What you have to do
The listing below is the input. Say how many of its lines contain "plot", giving the number alone.

[Raw records]
————

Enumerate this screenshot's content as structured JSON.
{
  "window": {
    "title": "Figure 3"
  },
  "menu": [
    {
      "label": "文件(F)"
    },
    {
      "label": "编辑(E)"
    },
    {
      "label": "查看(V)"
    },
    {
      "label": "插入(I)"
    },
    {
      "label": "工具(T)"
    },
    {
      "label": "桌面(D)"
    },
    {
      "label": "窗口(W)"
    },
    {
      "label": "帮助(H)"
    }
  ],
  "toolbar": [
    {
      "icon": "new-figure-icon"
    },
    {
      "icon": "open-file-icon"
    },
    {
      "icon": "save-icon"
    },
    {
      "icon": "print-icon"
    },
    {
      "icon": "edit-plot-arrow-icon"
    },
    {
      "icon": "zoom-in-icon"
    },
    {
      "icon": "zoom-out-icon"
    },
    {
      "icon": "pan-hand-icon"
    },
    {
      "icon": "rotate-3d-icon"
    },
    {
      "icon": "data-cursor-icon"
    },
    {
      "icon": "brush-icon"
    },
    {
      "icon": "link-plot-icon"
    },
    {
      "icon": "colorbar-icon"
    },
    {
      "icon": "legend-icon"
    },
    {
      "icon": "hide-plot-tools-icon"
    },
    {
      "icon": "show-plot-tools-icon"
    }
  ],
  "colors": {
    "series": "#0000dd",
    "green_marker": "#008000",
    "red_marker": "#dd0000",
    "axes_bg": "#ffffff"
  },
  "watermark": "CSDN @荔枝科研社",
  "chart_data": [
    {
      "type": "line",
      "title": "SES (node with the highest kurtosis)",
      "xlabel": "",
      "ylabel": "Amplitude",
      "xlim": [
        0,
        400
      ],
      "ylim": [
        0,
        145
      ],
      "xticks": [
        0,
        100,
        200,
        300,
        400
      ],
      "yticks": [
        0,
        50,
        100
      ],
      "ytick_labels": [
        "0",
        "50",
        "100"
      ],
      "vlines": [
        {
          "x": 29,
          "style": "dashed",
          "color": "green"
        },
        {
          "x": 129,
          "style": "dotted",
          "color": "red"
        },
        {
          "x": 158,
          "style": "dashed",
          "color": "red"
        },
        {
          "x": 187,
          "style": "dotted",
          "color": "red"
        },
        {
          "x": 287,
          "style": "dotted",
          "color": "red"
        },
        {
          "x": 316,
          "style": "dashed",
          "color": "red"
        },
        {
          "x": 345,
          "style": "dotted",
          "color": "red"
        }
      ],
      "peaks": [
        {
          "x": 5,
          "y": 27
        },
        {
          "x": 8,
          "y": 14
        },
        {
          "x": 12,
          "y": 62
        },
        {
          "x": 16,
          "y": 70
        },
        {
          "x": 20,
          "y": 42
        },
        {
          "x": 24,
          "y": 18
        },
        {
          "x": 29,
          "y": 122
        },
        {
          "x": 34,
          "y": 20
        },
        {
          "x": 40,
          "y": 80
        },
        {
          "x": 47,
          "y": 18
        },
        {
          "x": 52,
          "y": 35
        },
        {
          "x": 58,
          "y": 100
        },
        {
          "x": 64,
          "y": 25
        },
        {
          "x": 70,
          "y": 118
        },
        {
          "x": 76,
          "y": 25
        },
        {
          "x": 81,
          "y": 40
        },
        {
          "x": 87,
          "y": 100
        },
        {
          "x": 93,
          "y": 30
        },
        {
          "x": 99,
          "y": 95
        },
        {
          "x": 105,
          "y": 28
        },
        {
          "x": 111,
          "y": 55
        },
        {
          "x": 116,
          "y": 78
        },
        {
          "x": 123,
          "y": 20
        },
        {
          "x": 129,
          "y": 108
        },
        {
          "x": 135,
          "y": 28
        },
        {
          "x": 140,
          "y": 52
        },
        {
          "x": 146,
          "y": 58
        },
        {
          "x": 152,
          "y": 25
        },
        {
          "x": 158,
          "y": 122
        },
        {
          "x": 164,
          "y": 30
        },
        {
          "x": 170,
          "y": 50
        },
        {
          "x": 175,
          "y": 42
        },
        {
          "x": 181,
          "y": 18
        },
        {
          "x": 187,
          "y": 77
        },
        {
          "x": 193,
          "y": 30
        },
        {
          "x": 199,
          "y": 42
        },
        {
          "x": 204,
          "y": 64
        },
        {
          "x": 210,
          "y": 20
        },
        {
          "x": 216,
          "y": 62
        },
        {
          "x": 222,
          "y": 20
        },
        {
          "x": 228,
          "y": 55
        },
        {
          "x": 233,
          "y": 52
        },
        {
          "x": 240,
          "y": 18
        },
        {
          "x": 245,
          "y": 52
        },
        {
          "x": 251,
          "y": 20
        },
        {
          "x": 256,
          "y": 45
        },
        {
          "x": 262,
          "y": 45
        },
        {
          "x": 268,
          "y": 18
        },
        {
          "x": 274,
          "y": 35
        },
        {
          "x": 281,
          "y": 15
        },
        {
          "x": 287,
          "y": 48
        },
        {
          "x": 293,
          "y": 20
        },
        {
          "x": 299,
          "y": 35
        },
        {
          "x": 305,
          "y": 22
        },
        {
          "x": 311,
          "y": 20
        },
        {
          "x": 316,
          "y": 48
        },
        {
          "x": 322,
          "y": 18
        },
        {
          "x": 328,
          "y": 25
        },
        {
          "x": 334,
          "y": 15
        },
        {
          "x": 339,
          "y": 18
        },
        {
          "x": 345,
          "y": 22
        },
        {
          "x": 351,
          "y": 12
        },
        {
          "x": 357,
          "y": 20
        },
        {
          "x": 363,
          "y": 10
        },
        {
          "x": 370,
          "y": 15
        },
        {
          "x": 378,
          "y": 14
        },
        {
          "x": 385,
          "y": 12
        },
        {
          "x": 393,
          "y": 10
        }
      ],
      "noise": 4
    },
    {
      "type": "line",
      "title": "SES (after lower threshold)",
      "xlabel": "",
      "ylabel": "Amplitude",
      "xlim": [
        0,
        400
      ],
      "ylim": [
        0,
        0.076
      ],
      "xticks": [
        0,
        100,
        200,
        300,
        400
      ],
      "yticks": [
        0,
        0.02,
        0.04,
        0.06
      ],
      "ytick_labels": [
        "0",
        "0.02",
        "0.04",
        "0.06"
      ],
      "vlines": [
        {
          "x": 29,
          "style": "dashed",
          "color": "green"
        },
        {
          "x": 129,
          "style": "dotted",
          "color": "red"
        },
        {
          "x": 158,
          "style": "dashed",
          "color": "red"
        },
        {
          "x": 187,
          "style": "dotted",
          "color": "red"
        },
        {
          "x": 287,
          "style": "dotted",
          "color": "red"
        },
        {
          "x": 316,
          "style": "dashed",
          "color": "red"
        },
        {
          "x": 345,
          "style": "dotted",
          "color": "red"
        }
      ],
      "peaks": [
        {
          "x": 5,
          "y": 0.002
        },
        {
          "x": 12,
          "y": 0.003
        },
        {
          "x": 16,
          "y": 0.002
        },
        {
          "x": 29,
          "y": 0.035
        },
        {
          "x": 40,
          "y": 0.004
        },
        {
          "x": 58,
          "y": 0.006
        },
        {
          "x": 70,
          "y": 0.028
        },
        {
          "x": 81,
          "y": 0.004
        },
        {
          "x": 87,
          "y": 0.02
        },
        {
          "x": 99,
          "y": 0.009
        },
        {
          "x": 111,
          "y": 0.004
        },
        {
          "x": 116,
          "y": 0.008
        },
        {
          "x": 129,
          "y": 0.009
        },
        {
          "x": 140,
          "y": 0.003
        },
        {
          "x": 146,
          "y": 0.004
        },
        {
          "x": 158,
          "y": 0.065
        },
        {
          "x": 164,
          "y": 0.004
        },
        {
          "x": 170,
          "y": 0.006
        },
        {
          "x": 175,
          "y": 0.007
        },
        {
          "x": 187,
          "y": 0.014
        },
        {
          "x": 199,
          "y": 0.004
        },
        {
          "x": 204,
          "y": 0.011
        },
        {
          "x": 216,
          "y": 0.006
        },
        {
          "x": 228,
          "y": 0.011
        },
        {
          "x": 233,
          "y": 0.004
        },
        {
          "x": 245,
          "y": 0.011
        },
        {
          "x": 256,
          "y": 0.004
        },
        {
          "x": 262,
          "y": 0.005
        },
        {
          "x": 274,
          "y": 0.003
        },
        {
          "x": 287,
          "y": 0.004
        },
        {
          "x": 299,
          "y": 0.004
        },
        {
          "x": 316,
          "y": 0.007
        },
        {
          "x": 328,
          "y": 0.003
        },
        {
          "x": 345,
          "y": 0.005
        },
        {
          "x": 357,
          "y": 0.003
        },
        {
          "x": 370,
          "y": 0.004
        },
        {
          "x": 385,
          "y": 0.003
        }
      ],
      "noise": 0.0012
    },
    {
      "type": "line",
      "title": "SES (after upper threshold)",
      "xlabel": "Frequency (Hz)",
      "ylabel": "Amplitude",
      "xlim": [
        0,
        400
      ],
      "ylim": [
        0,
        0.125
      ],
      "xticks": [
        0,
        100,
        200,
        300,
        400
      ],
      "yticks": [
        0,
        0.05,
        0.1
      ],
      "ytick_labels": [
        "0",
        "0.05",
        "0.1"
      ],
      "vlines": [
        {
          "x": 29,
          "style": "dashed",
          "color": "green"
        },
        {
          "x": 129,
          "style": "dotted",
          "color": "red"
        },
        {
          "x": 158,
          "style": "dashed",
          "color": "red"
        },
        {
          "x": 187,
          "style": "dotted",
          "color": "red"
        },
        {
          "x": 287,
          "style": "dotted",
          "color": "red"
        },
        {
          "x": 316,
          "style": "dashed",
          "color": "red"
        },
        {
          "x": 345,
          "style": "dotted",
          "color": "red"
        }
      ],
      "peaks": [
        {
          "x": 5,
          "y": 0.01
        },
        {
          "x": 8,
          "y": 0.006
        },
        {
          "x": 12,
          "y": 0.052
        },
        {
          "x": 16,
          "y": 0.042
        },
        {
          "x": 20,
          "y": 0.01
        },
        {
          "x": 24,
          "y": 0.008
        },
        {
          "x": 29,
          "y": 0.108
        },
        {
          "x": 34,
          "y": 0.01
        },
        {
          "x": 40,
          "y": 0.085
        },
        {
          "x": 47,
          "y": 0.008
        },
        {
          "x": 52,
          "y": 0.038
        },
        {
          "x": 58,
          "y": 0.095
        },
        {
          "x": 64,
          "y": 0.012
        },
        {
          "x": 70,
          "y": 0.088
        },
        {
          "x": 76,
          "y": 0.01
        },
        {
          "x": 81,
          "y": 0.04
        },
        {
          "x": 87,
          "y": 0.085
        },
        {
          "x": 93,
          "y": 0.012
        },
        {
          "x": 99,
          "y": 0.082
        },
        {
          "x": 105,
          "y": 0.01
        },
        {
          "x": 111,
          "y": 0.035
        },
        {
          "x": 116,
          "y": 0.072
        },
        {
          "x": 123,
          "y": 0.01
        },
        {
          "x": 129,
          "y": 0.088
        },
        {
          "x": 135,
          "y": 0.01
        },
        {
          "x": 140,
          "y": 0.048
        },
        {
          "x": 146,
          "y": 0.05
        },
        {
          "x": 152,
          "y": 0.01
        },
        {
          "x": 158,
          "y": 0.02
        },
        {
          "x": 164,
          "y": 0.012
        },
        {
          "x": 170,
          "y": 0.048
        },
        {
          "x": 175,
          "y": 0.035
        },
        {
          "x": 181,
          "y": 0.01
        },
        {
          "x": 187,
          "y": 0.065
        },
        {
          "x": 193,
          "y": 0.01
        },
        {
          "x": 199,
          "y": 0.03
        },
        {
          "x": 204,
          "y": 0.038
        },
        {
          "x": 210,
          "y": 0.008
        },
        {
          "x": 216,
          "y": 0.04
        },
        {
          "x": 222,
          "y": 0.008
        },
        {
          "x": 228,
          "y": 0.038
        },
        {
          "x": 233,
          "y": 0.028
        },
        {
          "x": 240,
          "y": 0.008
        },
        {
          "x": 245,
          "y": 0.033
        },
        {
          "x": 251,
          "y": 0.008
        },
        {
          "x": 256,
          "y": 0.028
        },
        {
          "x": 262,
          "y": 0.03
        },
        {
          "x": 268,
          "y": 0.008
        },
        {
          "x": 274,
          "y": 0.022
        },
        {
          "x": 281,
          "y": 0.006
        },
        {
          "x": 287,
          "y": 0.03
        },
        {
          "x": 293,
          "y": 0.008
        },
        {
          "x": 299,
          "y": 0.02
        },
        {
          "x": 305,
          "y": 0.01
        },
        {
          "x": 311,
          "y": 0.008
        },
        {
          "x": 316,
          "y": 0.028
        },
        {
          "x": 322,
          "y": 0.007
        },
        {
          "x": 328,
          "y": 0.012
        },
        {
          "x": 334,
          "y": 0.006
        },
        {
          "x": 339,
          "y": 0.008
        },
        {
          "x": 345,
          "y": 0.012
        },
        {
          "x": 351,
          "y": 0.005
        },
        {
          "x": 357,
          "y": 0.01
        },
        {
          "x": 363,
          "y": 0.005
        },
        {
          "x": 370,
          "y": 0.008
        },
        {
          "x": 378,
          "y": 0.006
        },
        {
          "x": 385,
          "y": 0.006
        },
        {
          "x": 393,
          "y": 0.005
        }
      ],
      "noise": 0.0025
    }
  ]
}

————

Answer to this task
4